§ Exercise task: Wherever "Create" appears in a line, copy that line.

++++ Records for the exercise ++++

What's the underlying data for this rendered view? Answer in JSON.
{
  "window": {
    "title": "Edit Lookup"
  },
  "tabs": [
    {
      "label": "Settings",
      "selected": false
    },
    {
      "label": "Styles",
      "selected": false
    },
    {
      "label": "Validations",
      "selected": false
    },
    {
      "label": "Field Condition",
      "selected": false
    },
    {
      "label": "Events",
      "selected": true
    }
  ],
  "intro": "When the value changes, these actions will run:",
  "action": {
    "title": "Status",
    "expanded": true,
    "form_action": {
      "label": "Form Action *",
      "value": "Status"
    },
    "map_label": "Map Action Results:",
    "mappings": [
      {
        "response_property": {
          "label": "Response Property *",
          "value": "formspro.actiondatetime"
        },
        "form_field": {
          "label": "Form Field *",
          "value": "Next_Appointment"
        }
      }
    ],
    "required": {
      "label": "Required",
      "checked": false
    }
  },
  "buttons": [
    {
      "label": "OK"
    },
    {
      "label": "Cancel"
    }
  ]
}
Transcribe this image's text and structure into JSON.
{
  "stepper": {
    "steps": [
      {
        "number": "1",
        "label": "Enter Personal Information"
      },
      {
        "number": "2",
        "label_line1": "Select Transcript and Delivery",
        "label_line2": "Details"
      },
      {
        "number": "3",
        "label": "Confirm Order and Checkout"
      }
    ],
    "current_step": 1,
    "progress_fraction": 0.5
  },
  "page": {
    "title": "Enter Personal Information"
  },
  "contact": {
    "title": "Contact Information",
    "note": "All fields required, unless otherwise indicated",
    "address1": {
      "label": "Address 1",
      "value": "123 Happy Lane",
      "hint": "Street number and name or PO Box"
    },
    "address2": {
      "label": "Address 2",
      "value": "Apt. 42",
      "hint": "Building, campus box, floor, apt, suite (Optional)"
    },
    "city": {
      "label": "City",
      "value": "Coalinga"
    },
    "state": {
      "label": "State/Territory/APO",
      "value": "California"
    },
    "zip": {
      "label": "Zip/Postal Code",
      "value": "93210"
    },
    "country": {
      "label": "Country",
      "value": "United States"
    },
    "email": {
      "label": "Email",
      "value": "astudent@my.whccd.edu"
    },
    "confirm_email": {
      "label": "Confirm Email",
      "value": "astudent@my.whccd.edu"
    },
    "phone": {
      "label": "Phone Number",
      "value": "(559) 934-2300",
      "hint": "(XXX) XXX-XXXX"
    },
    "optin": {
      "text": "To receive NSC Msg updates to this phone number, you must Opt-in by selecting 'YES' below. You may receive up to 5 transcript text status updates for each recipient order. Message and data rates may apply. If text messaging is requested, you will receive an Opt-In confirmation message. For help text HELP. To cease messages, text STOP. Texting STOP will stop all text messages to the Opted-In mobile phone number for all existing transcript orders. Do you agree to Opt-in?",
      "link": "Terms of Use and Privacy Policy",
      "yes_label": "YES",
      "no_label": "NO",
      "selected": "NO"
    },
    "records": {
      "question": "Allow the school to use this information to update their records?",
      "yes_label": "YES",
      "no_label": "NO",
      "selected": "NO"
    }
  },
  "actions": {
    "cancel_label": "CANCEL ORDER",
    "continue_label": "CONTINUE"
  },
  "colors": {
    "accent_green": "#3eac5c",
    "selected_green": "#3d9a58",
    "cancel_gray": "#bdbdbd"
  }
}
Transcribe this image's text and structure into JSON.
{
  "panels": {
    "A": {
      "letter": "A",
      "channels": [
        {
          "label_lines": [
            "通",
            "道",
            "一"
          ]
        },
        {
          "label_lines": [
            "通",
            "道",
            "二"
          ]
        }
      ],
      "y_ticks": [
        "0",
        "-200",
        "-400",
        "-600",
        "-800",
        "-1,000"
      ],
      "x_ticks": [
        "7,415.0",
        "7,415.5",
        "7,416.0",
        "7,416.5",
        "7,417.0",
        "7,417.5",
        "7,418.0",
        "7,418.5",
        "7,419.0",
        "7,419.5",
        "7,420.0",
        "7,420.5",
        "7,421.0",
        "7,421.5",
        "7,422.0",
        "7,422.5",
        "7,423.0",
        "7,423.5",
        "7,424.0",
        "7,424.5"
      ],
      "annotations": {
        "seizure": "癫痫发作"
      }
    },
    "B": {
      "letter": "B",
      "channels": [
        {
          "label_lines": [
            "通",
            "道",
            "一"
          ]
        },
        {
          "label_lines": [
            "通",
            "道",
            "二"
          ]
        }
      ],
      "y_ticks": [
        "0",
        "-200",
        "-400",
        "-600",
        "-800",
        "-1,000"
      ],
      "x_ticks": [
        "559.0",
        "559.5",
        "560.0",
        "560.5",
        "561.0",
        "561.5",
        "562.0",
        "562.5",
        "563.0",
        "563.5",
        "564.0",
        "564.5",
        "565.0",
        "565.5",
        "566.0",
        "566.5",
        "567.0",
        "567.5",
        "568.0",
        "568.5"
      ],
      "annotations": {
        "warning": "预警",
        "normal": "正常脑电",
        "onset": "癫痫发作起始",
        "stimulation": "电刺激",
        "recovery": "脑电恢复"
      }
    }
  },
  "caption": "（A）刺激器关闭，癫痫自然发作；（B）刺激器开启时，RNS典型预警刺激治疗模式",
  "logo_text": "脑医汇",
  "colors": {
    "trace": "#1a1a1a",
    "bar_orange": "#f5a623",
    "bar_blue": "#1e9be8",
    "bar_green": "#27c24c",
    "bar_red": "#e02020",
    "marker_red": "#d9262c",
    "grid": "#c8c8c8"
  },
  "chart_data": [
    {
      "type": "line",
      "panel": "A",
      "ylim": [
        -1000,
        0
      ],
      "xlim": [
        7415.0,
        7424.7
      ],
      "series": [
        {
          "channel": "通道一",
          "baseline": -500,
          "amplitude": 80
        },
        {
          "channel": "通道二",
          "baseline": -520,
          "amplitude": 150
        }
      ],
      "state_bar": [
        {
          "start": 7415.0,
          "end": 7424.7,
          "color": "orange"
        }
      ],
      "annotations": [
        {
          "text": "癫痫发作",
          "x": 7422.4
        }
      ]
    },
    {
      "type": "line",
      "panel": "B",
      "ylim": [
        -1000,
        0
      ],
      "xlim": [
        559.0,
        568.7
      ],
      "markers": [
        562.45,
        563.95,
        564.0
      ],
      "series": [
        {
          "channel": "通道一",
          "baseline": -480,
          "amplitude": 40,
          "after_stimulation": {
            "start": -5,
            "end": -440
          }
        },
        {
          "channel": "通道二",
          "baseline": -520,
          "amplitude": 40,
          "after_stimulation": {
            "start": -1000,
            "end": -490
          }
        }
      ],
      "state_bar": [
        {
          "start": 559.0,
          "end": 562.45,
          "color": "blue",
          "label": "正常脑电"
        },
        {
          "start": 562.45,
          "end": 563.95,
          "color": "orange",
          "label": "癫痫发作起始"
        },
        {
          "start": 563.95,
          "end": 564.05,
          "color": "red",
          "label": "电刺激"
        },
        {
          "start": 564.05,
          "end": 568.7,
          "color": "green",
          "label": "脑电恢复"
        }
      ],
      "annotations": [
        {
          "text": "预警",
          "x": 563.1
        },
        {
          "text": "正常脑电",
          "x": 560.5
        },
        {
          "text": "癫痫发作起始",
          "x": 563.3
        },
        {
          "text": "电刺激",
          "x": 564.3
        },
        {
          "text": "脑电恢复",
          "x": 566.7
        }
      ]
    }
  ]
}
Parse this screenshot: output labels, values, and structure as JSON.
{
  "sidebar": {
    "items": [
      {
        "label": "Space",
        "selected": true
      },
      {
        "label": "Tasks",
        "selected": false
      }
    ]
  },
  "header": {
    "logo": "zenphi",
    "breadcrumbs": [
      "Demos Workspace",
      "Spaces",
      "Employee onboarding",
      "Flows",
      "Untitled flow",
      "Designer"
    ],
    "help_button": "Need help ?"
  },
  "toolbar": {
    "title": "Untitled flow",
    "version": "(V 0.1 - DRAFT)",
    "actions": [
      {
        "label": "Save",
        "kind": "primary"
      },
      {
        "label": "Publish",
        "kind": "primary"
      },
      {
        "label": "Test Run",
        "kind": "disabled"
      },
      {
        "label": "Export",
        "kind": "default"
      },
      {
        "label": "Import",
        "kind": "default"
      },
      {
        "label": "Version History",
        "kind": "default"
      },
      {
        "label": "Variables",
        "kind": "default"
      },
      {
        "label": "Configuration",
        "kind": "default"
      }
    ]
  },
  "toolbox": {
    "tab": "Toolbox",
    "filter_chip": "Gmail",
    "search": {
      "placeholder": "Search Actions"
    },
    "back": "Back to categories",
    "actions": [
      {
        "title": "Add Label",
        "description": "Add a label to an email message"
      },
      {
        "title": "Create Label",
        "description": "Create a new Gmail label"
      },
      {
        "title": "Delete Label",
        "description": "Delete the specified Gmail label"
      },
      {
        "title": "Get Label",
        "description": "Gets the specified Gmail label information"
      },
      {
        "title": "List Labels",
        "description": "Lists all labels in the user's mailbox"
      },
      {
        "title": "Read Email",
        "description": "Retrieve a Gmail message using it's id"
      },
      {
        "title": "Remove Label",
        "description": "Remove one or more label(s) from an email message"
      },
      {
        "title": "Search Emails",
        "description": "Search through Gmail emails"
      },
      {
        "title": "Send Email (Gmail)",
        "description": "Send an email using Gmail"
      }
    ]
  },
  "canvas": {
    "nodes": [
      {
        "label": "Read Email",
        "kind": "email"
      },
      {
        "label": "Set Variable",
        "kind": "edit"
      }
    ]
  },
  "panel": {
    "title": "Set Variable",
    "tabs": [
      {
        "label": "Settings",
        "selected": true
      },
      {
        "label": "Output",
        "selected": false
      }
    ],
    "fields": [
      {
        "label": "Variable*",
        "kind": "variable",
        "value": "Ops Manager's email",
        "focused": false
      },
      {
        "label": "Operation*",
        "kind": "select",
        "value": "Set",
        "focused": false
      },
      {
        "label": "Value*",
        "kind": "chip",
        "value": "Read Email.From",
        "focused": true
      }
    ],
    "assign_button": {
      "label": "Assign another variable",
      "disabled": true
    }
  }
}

++++

§ Answer to the task:
        "title": "Create Label",
        "description": "Create a new Gmail label"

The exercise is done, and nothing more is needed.